Locate the word "bought" in the entries below, then gather every line that holds it.

>> START

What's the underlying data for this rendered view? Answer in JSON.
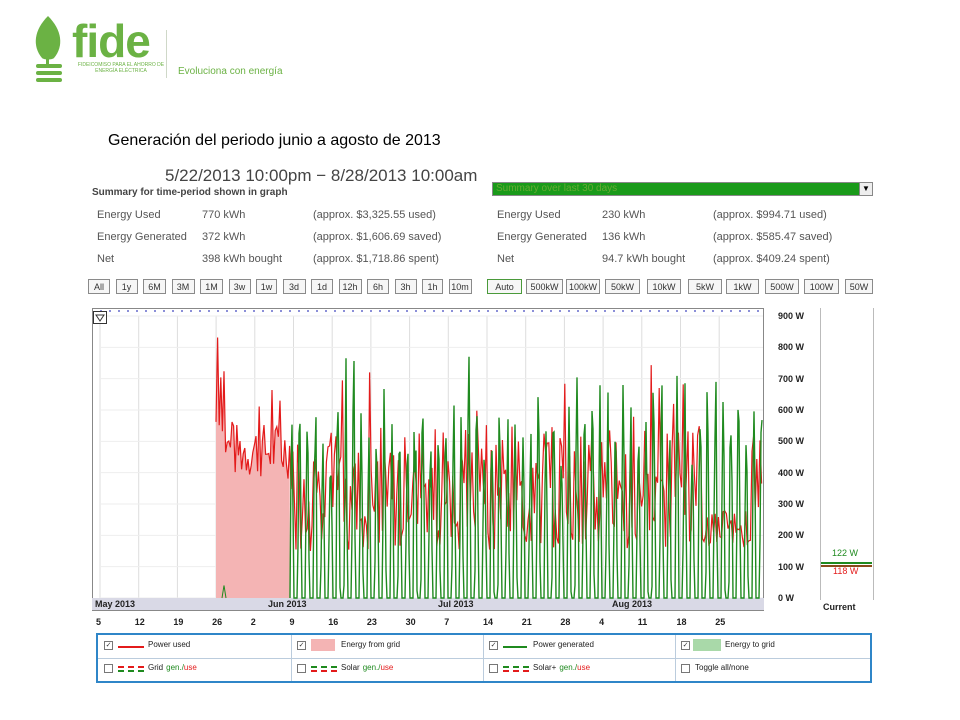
{
  "brand": {
    "name": "fide",
    "subtitle": "FIDEICOMISO PARA EL AHORRO DE ENERGÍA ELÉCTRICA",
    "tagline": "Evoluciona con energía"
  },
  "slide_title": "Generación del periodo junio a agosto de 2013",
  "range": "5/22/2013 10:00pm − 8/28/2013 10:00am",
  "summary": {
    "heading": "Summary for time-period shown in graph",
    "rows": [
      {
        "label": "Energy Used",
        "value": "770 kWh",
        "note": "(approx. $3,325.55 used)"
      },
      {
        "label": "Energy Generated",
        "value": "372 kWh",
        "note": "(approx. $1,606.69 saved)"
      },
      {
        "label": "Net",
        "value": "398 kWh bought",
        "note": "(approx. $1,718.86 spent)"
      }
    ]
  },
  "summary30": {
    "selected": "Summary over last 30 days",
    "rows": [
      {
        "label": "Energy Used",
        "value": "230 kWh",
        "note": "(approx. $994.71 used)"
      },
      {
        "label": "Energy Generated",
        "value": "136 kWh",
        "note": "(approx. $585.47 saved)"
      },
      {
        "label": "Net",
        "value": "94.7 kWh bought",
        "note": "(approx. $409.24 spent)"
      }
    ]
  },
  "time_buttons": [
    "All",
    "1y",
    "6M",
    "3M",
    "1M",
    "3w",
    "1w",
    "3d",
    "1d",
    "12h",
    "6h",
    "3h",
    "1h",
    "10m"
  ],
  "scale_buttons": [
    "Auto",
    "500kW",
    "100kW",
    "50kW",
    "10kW",
    "5kW",
    "1kW",
    "500W",
    "100W",
    "50W"
  ],
  "chart_data": {
    "type": "line",
    "y_ticks": [
      "900 W",
      "800 W",
      "700 W",
      "600 W",
      "500 W",
      "400 W",
      "300 W",
      "200 W",
      "100 W",
      "0 W"
    ],
    "ylim": [
      0,
      900
    ],
    "x_ticks": [
      "5",
      "12",
      "19",
      "26",
      "2",
      "9",
      "16",
      "23",
      "30",
      "7",
      "14",
      "21",
      "28",
      "4",
      "11",
      "18",
      "25"
    ],
    "months": [
      "May 2013",
      "Jun 2013",
      "Jul 2013",
      "Aug 2013"
    ],
    "current": {
      "label": "Current",
      "generated": "122 W",
      "used": "118 W"
    },
    "colors": {
      "used": "#e31b1b",
      "generated": "#1f8a1f",
      "fill_grid": "#f4b4b4"
    }
  },
  "legend": [
    {
      "label": "Power used",
      "checked": true
    },
    {
      "label": "Energy from grid",
      "checked": true
    },
    {
      "label": "Power generated",
      "checked": true
    },
    {
      "label": "Energy to grid",
      "checked": true
    },
    {
      "label": "Grid",
      "suffix": "gen./use",
      "checked": false
    },
    {
      "label": "Solar",
      "suffix": "gen./use",
      "checked": false
    },
    {
      "label": "Solar+",
      "suffix": "gen./use",
      "checked": false
    },
    {
      "label": "Toggle all/none",
      "checked": false
    }
  ]
}
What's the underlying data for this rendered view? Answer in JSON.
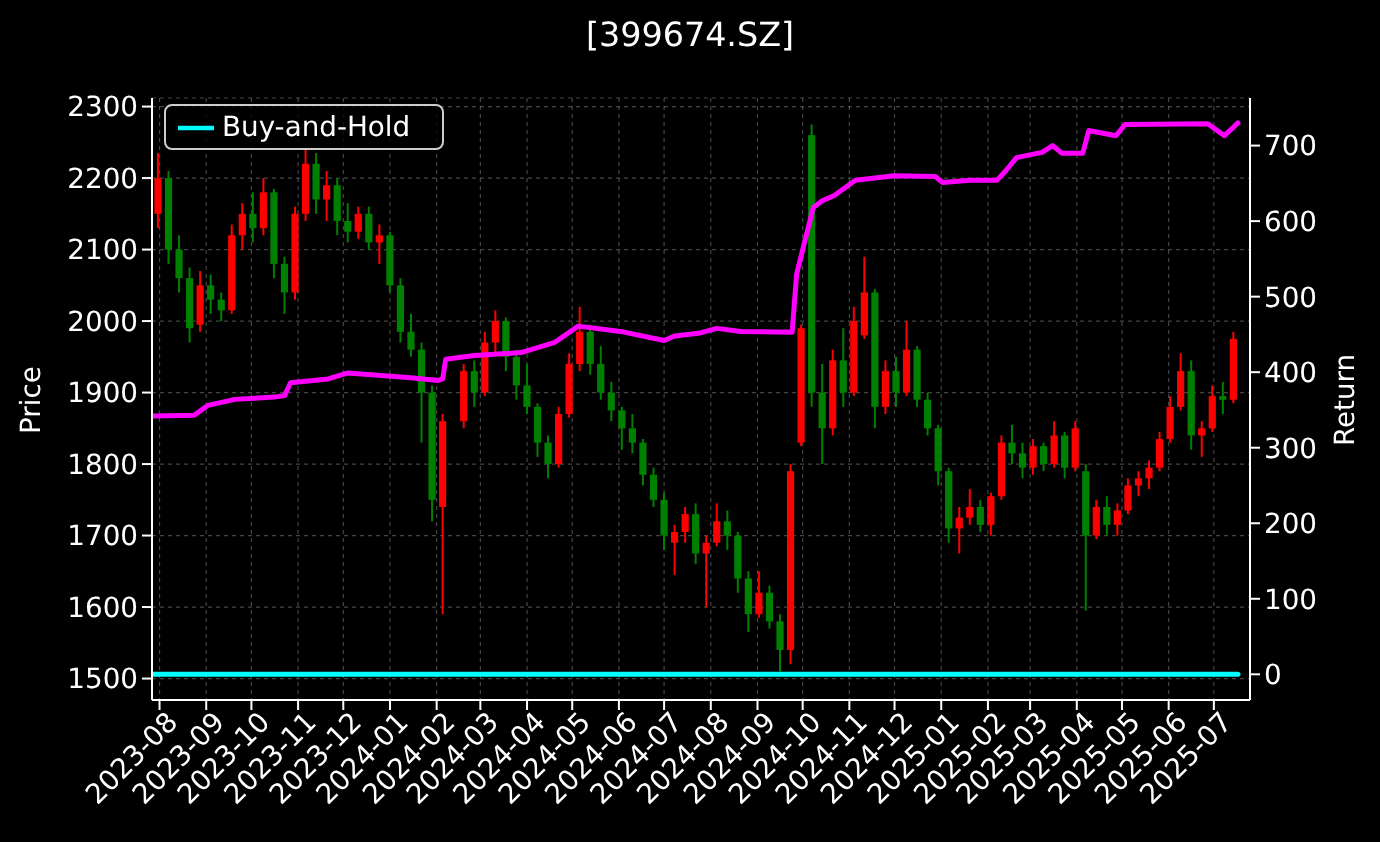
{
  "chart_data": {
    "type": "candlestick",
    "title": "[399674.SZ]",
    "ylabel": "Price",
    "y2label": "Return",
    "x": [
      "2023-07-31",
      "2023-08-07",
      "2023-08-14",
      "2023-08-21",
      "2023-08-28",
      "2023-09-04",
      "2023-09-11",
      "2023-09-18",
      "2023-09-25",
      "2023-10-02",
      "2023-10-09",
      "2023-10-16",
      "2023-10-23",
      "2023-10-30",
      "2023-11-06",
      "2023-11-13",
      "2023-11-20",
      "2023-11-27",
      "2023-12-04",
      "2023-12-11",
      "2023-12-18",
      "2023-12-25",
      "2024-01-01",
      "2024-01-08",
      "2024-01-15",
      "2024-01-22",
      "2024-01-29",
      "2024-02-05",
      "2024-02-19",
      "2024-02-26",
      "2024-03-04",
      "2024-03-11",
      "2024-03-18",
      "2024-03-25",
      "2024-04-01",
      "2024-04-08",
      "2024-04-15",
      "2024-04-22",
      "2024-04-29",
      "2024-05-06",
      "2024-05-13",
      "2024-05-20",
      "2024-05-27",
      "2024-06-03",
      "2024-06-10",
      "2024-06-17",
      "2024-06-24",
      "2024-07-01",
      "2024-07-08",
      "2024-07-15",
      "2024-07-22",
      "2024-07-29",
      "2024-08-05",
      "2024-08-12",
      "2024-08-19",
      "2024-08-26",
      "2024-09-02",
      "2024-09-09",
      "2024-09-16",
      "2024-09-23",
      "2024-09-30",
      "2024-10-07",
      "2024-10-14",
      "2024-10-21",
      "2024-10-28",
      "2024-11-04",
      "2024-11-11",
      "2024-11-18",
      "2024-11-25",
      "2024-12-02",
      "2024-12-09",
      "2024-12-16",
      "2024-12-23",
      "2024-12-30",
      "2025-01-06",
      "2025-01-13",
      "2025-01-20",
      "2025-01-27",
      "2025-02-03",
      "2025-02-10",
      "2025-02-17",
      "2025-02-24",
      "2025-03-03",
      "2025-03-10",
      "2025-03-17",
      "2025-03-24",
      "2025-03-31",
      "2025-04-07",
      "2025-04-14",
      "2025-04-21",
      "2025-04-28",
      "2025-05-05",
      "2025-05-12",
      "2025-05-19",
      "2025-05-26",
      "2025-06-02",
      "2025-06-09",
      "2025-06-16",
      "2025-06-23",
      "2025-06-30",
      "2025-07-07",
      "2025-07-14"
    ],
    "ohlc": [
      [
        2150,
        2235,
        2130,
        2200
      ],
      [
        2200,
        2210,
        2080,
        2100
      ],
      [
        2100,
        2120,
        2040,
        2060
      ],
      [
        2060,
        2075,
        1970,
        1990
      ],
      [
        1995,
        2070,
        1985,
        2050
      ],
      [
        2050,
        2065,
        2010,
        2030
      ],
      [
        2030,
        2040,
        2000,
        2015
      ],
      [
        2015,
        2135,
        2010,
        2120
      ],
      [
        2120,
        2165,
        2100,
        2150
      ],
      [
        2150,
        2180,
        2110,
        2130
      ],
      [
        2130,
        2200,
        2120,
        2180
      ],
      [
        2180,
        2185,
        2060,
        2080
      ],
      [
        2080,
        2090,
        2010,
        2040
      ],
      [
        2040,
        2160,
        2030,
        2150
      ],
      [
        2150,
        2240,
        2140,
        2220
      ],
      [
        2220,
        2235,
        2150,
        2170
      ],
      [
        2170,
        2210,
        2140,
        2190
      ],
      [
        2190,
        2200,
        2120,
        2140
      ],
      [
        2140,
        2165,
        2110,
        2125
      ],
      [
        2125,
        2160,
        2115,
        2150
      ],
      [
        2150,
        2160,
        2100,
        2110
      ],
      [
        2110,
        2135,
        2080,
        2120
      ],
      [
        2120,
        2125,
        2040,
        2050
      ],
      [
        2050,
        2060,
        1970,
        1985
      ],
      [
        1985,
        2010,
        1950,
        1960
      ],
      [
        1960,
        1970,
        1830,
        1900
      ],
      [
        1900,
        1910,
        1720,
        1750
      ],
      [
        1740,
        1870,
        1590,
        1860
      ],
      [
        1860,
        1940,
        1850,
        1930
      ],
      [
        1930,
        1945,
        1880,
        1900
      ],
      [
        1900,
        1985,
        1895,
        1970
      ],
      [
        1970,
        2015,
        1955,
        2000
      ],
      [
        2000,
        2005,
        1930,
        1950
      ],
      [
        1950,
        1960,
        1890,
        1910
      ],
      [
        1910,
        1940,
        1870,
        1880
      ],
      [
        1880,
        1885,
        1810,
        1830
      ],
      [
        1830,
        1840,
        1780,
        1800
      ],
      [
        1800,
        1880,
        1795,
        1870
      ],
      [
        1870,
        1955,
        1865,
        1940
      ],
      [
        1940,
        2020,
        1930,
        1985
      ],
      [
        1985,
        1995,
        1925,
        1940
      ],
      [
        1940,
        1965,
        1890,
        1900
      ],
      [
        1900,
        1915,
        1860,
        1875
      ],
      [
        1875,
        1880,
        1820,
        1850
      ],
      [
        1850,
        1870,
        1815,
        1830
      ],
      [
        1830,
        1835,
        1770,
        1785
      ],
      [
        1785,
        1795,
        1740,
        1750
      ],
      [
        1750,
        1760,
        1680,
        1700
      ],
      [
        1690,
        1715,
        1645,
        1705
      ],
      [
        1705,
        1740,
        1690,
        1730
      ],
      [
        1730,
        1745,
        1660,
        1675
      ],
      [
        1675,
        1700,
        1600,
        1690
      ],
      [
        1690,
        1745,
        1685,
        1720
      ],
      [
        1720,
        1735,
        1680,
        1700
      ],
      [
        1700,
        1705,
        1620,
        1640
      ],
      [
        1640,
        1650,
        1565,
        1590
      ],
      [
        1590,
        1650,
        1585,
        1620
      ],
      [
        1620,
        1630,
        1570,
        1580
      ],
      [
        1580,
        1590,
        1510,
        1540
      ],
      [
        1540,
        1800,
        1520,
        1790
      ],
      [
        1830,
        1995,
        1825,
        1990
      ],
      [
        2260,
        2275,
        1880,
        1900
      ],
      [
        1900,
        1940,
        1800,
        1850
      ],
      [
        1850,
        1960,
        1840,
        1945
      ],
      [
        1945,
        1990,
        1880,
        1900
      ],
      [
        1900,
        2020,
        1895,
        2000
      ],
      [
        1980,
        2090,
        1975,
        2040
      ],
      [
        2040,
        2045,
        1850,
        1880
      ],
      [
        1880,
        1945,
        1870,
        1930
      ],
      [
        1930,
        1950,
        1880,
        1900
      ],
      [
        1900,
        2000,
        1895,
        1960
      ],
      [
        1960,
        1965,
        1880,
        1890
      ],
      [
        1890,
        1900,
        1840,
        1850
      ],
      [
        1850,
        1855,
        1770,
        1790
      ],
      [
        1790,
        1795,
        1690,
        1710
      ],
      [
        1710,
        1740,
        1675,
        1725
      ],
      [
        1725,
        1765,
        1715,
        1740
      ],
      [
        1740,
        1750,
        1705,
        1715
      ],
      [
        1715,
        1760,
        1700,
        1755
      ],
      [
        1755,
        1840,
        1750,
        1830
      ],
      [
        1830,
        1855,
        1800,
        1815
      ],
      [
        1815,
        1830,
        1780,
        1795
      ],
      [
        1795,
        1835,
        1785,
        1825
      ],
      [
        1825,
        1830,
        1790,
        1800
      ],
      [
        1800,
        1860,
        1795,
        1840
      ],
      [
        1840,
        1845,
        1780,
        1795
      ],
      [
        1795,
        1860,
        1790,
        1850
      ],
      [
        1790,
        1800,
        1595,
        1700
      ],
      [
        1700,
        1750,
        1695,
        1740
      ],
      [
        1740,
        1755,
        1700,
        1715
      ],
      [
        1715,
        1745,
        1700,
        1735
      ],
      [
        1735,
        1780,
        1730,
        1770
      ],
      [
        1770,
        1790,
        1755,
        1780
      ],
      [
        1780,
        1805,
        1765,
        1795
      ],
      [
        1795,
        1845,
        1790,
        1835
      ],
      [
        1835,
        1895,
        1830,
        1880
      ],
      [
        1880,
        1955,
        1875,
        1930
      ],
      [
        1930,
        1945,
        1820,
        1840
      ],
      [
        1840,
        1860,
        1810,
        1850
      ],
      [
        1850,
        1910,
        1845,
        1895
      ],
      [
        1895,
        1915,
        1870,
        1890
      ],
      [
        1890,
        1985,
        1885,
        1975
      ]
    ],
    "colors": [
      "#ff0000",
      "#008000",
      "#008000",
      "#008000",
      "#ff0000",
      "#008000",
      "#008000",
      "#ff0000",
      "#ff0000",
      "#008000",
      "#ff0000",
      "#008000",
      "#008000",
      "#ff0000",
      "#ff0000",
      "#008000",
      "#ff0000",
      "#008000",
      "#008000",
      "#ff0000",
      "#008000",
      "#ff0000",
      "#008000",
      "#008000",
      "#008000",
      "#008000",
      "#008000",
      "#ff0000",
      "#ff0000",
      "#008000",
      "#ff0000",
      "#ff0000",
      "#008000",
      "#008000",
      "#008000",
      "#008000",
      "#008000",
      "#ff0000",
      "#ff0000",
      "#ff0000",
      "#008000",
      "#008000",
      "#008000",
      "#008000",
      "#008000",
      "#008000",
      "#008000",
      "#008000",
      "#ff0000",
      "#ff0000",
      "#008000",
      "#ff0000",
      "#ff0000",
      "#008000",
      "#008000",
      "#008000",
      "#ff0000",
      "#008000",
      "#008000",
      "#ff0000",
      "#ff0000",
      "#008000",
      "#008000",
      "#ff0000",
      "#008000",
      "#ff0000",
      "#ff0000",
      "#008000",
      "#ff0000",
      "#008000",
      "#ff0000",
      "#008000",
      "#008000",
      "#008000",
      "#008000",
      "#ff0000",
      "#ff0000",
      "#008000",
      "#ff0000",
      "#ff0000",
      "#008000",
      "#008000",
      "#ff0000",
      "#008000",
      "#ff0000",
      "#008000",
      "#ff0000",
      "#008000",
      "#ff0000",
      "#008000",
      "#ff0000",
      "#ff0000",
      "#ff0000",
      "#ff0000",
      "#ff0000",
      "#ff0000",
      "#ff0000",
      "#008000",
      "#ff0000",
      "#ff0000",
      "#008000",
      "#ff0000"
    ],
    "series": [
      {
        "type": "line",
        "color": "#ff00ff",
        "axis": "y2",
        "x": [
          "2023-07-28",
          "2023-08-24",
          "2023-09-02",
          "2023-09-20",
          "2023-10-16",
          "2023-10-23",
          "2023-10-27",
          "2023-11-21",
          "2023-12-04",
          "2024-01-13",
          "2024-02-02",
          "2024-02-05",
          "2024-02-07",
          "2024-02-26",
          "2024-03-28",
          "2024-04-19",
          "2024-05-05",
          "2024-06-02",
          "2024-07-01",
          "2024-07-08",
          "2024-07-25",
          "2024-08-05",
          "2024-08-21",
          "2024-09-24",
          "2024-09-27",
          "2024-10-08",
          "2024-10-14",
          "2024-10-22",
          "2024-11-05",
          "2024-12-01",
          "2024-12-28",
          "2025-01-02",
          "2025-01-20",
          "2025-02-07",
          "2025-02-13",
          "2025-02-20",
          "2025-03-09",
          "2025-03-16",
          "2025-03-22",
          "2025-04-05",
          "2025-04-09",
          "2025-04-27",
          "2025-05-03",
          "2025-06-27",
          "2025-07-08",
          "2025-07-17"
        ],
        "values": [
          342,
          343,
          356,
          364,
          367,
          369,
          386,
          391,
          399,
          393,
          389,
          391,
          417,
          422,
          426,
          439,
          461,
          454,
          442,
          448,
          452,
          458,
          454,
          453,
          530,
          618,
          627,
          634,
          654,
          660,
          659,
          651,
          654,
          654,
          667,
          684,
          691,
          700,
          690,
          690,
          720,
          713,
          728,
          729,
          713,
          730
        ]
      },
      {
        "type": "line",
        "name": "Buy-and-Hold",
        "color": "#00ffff",
        "axis": "y2",
        "x": [
          "2023-07-28",
          "2025-07-17"
        ],
        "values": [
          0,
          0
        ]
      }
    ],
    "xlim": [
      "2023-07-27",
      "2025-07-25"
    ],
    "xticks": [
      "2023-08",
      "2023-09",
      "2023-10",
      "2023-11",
      "2023-12",
      "2024-01",
      "2024-02",
      "2024-03",
      "2024-04",
      "2024-05",
      "2024-06",
      "2024-07",
      "2024-08",
      "2024-09",
      "2024-10",
      "2024-11",
      "2024-12",
      "2025-01",
      "2025-02",
      "2025-03",
      "2025-04",
      "2025-05",
      "2025-06",
      "2025-07"
    ],
    "ylim": [
      1470,
      2312
    ],
    "yticks": [
      1500,
      1600,
      1700,
      1800,
      1900,
      2000,
      2100,
      2200,
      2300
    ],
    "y2lim": [
      -34,
      763
    ],
    "y2ticks": [
      0,
      100,
      200,
      300,
      400,
      500,
      600,
      700
    ],
    "grid": true,
    "legend": "top left",
    "marker": "none"
  }
}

>> END

## Final result
        "value": "398 kWh bought",
        "value": "94.7 kWh bought",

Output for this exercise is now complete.